— Requirements —
Copy out the records that follow, word for word, from the line with "annotation-part: =8.92: [884, 163, 948, 187]" to the line with "y-tick-label: −3: [163, 585, 185, 603]", including both of those lines.

═════ Source data

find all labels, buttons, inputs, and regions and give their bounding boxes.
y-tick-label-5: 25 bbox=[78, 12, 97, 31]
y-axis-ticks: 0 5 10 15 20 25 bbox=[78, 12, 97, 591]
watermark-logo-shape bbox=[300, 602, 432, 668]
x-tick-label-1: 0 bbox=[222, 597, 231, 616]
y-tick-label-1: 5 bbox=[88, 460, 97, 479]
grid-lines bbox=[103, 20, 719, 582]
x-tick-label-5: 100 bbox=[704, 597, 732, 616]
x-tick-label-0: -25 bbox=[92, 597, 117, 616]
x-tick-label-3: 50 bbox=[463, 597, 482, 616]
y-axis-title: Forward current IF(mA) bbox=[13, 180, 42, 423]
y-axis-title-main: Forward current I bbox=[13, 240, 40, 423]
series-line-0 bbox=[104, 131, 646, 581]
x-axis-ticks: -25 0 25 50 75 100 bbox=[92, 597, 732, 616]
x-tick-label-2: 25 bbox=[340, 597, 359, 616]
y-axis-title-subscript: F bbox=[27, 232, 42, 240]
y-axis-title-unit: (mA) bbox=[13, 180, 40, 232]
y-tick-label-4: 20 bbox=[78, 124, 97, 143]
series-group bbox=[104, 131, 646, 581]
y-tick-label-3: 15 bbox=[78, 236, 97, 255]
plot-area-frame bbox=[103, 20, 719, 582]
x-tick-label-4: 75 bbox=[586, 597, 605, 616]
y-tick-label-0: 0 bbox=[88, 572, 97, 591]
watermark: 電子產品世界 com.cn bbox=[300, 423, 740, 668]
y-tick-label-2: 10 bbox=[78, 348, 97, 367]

══════════
═════ Source data

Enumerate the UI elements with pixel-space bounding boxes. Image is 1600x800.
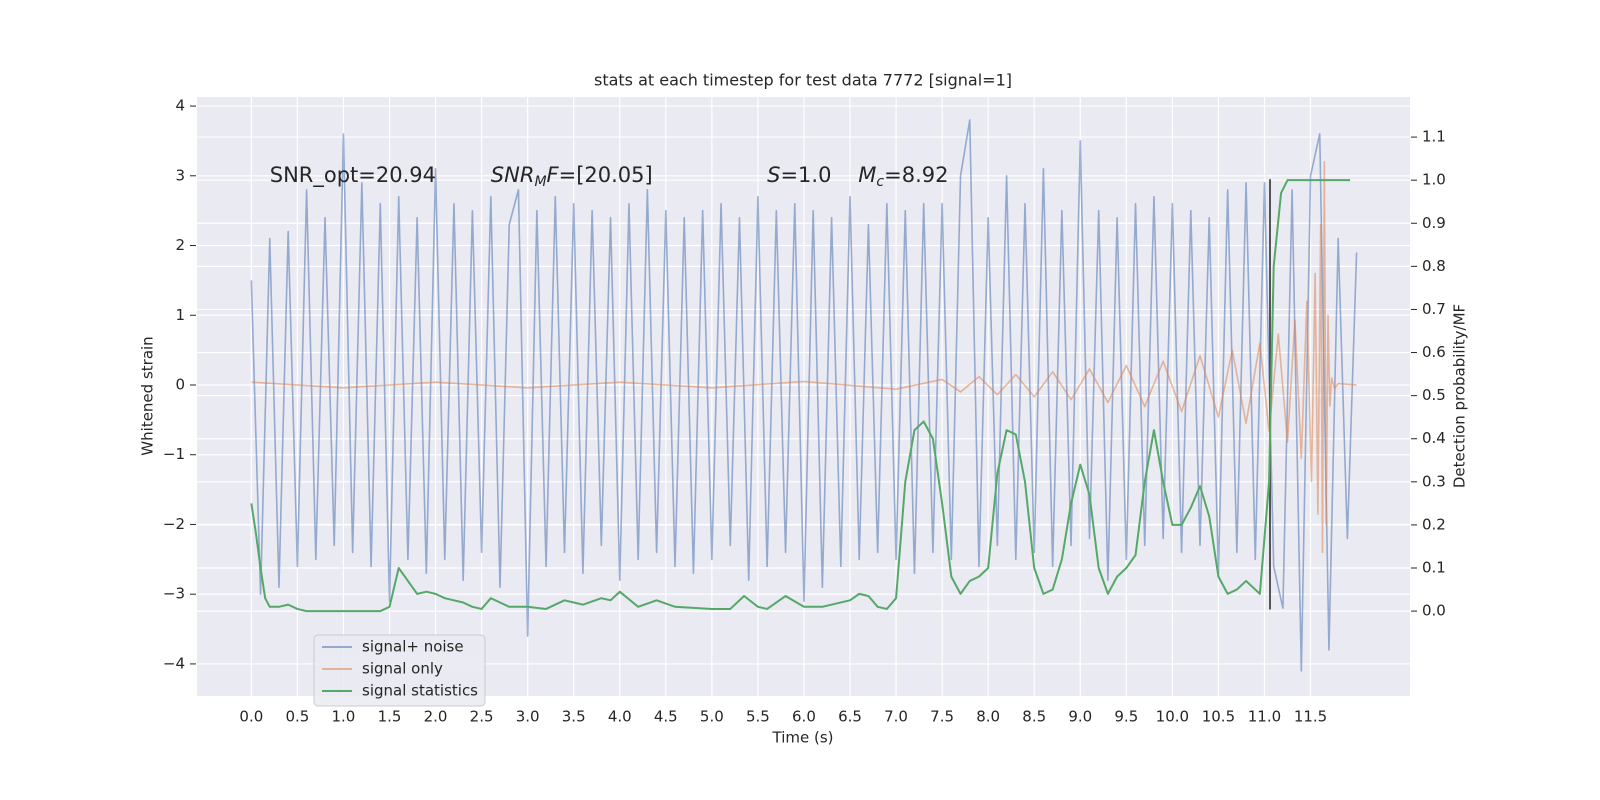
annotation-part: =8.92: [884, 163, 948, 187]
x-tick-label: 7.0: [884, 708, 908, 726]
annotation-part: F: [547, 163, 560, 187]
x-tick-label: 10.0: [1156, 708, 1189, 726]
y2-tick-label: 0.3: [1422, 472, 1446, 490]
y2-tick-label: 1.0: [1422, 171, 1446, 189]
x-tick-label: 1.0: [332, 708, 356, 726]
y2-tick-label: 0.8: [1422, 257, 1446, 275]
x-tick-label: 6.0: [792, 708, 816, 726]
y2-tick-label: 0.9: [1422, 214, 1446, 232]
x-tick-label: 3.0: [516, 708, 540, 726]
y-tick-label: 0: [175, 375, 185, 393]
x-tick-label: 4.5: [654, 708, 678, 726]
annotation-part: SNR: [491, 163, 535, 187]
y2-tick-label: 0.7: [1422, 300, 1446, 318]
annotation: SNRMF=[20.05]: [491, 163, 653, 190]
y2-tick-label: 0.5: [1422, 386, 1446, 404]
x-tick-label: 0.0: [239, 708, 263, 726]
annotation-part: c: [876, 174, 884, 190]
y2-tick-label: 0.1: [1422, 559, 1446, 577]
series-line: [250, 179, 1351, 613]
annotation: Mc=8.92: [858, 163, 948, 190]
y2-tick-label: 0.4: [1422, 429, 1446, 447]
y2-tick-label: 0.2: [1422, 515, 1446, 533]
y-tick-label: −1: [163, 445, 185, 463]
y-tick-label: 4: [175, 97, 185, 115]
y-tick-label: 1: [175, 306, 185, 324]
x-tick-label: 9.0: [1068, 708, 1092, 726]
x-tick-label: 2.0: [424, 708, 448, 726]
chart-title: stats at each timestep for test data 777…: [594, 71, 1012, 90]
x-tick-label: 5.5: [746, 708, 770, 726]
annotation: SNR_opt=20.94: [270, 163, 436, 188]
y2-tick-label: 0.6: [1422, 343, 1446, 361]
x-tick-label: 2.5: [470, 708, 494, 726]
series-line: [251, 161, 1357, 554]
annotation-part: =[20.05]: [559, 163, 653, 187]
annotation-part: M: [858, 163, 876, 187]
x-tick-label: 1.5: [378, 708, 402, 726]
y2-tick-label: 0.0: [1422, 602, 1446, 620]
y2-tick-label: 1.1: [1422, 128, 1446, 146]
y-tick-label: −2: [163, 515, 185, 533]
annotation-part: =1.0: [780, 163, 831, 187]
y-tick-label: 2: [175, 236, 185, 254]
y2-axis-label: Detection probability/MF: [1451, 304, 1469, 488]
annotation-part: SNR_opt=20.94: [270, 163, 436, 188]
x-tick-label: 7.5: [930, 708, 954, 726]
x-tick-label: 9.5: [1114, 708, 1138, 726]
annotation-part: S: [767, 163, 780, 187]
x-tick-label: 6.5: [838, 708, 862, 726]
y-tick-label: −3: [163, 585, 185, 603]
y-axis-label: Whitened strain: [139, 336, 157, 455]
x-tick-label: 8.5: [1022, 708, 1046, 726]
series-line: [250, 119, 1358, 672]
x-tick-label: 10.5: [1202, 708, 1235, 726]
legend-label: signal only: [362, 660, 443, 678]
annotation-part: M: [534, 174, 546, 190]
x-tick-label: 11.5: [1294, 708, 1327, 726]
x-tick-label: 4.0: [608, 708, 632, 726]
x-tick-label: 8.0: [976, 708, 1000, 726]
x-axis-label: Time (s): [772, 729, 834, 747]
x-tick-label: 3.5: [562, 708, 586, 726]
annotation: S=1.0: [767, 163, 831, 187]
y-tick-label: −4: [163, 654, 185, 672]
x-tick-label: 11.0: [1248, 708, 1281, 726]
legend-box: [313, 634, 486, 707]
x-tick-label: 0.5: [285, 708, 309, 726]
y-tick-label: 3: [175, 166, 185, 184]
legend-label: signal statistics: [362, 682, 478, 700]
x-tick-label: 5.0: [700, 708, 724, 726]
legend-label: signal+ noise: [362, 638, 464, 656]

══════════

— Correct result —
annotation-part: =8.92: [884, 163, 948, 187]
x-tick-label: 7.0: [884, 708, 908, 726]
annotation-part: F: [547, 163, 560, 187]
x-tick-label: 10.0: [1156, 708, 1189, 726]
y2-tick-label: 0.3: [1422, 472, 1446, 490]
y2-tick-label: 1.0: [1422, 171, 1446, 189]
x-tick-label: 1.0: [332, 708, 356, 726]
y2-tick-label: 0.8: [1422, 257, 1446, 275]
x-tick-label: 6.0: [792, 708, 816, 726]
y2-tick-label: 0.9: [1422, 214, 1446, 232]
x-tick-label: 3.0: [516, 708, 540, 726]
y-tick-label: 0: [175, 375, 185, 393]
x-tick-label: 4.5: [654, 708, 678, 726]
annotation-part: SNR: [491, 163, 535, 187]
y2-tick-label: 0.7: [1422, 300, 1446, 318]
annotation: SNRMF=[20.05]: [491, 163, 653, 190]
y2-tick-label: 0.5: [1422, 386, 1446, 404]
x-tick-label: 0.0: [239, 708, 263, 726]
annotation-part: c: [876, 174, 884, 190]
y2-tick-label: 0.1: [1422, 559, 1446, 577]
series-line: [250, 179, 1351, 613]
annotation: Mc=8.92: [858, 163, 948, 190]
y2-tick-label: 0.4: [1422, 429, 1446, 447]
y2-tick-label: 0.2: [1422, 515, 1446, 533]
y-tick-label: −1: [163, 445, 185, 463]
y-tick-label: 4: [175, 97, 185, 115]
y-tick-label: 1: [175, 306, 185, 324]
x-tick-label: 9.0: [1068, 708, 1092, 726]
x-tick-label: 2.0: [424, 708, 448, 726]
chart-title: stats at each timestep for test data 777…: [594, 71, 1012, 90]
x-tick-label: 5.5: [746, 708, 770, 726]
annotation: SNR_opt=20.94: [270, 163, 436, 188]
y2-tick-label: 0.6: [1422, 343, 1446, 361]
x-tick-label: 2.5: [470, 708, 494, 726]
series-line: [251, 161, 1357, 554]
annotation-part: =[20.05]: [559, 163, 653, 187]
annotation-part: M: [858, 163, 876, 187]
x-tick-label: 1.5: [378, 708, 402, 726]
y2-tick-label: 0.0: [1422, 602, 1446, 620]
y2-tick-label: 1.1: [1422, 128, 1446, 146]
y-tick-label: −2: [163, 515, 185, 533]
annotation-part: =1.0: [780, 163, 831, 187]
y-tick-label: 2: [175, 236, 185, 254]
y2-axis-label: Detection probability/MF: [1451, 304, 1469, 488]
annotation-part: SNR_opt=20.94: [270, 163, 436, 188]
x-tick-label: 7.5: [930, 708, 954, 726]
x-tick-label: 9.5: [1114, 708, 1138, 726]
annotation-part: S: [767, 163, 780, 187]
x-tick-label: 6.5: [838, 708, 862, 726]
y-tick-label: −3: [163, 585, 185, 603]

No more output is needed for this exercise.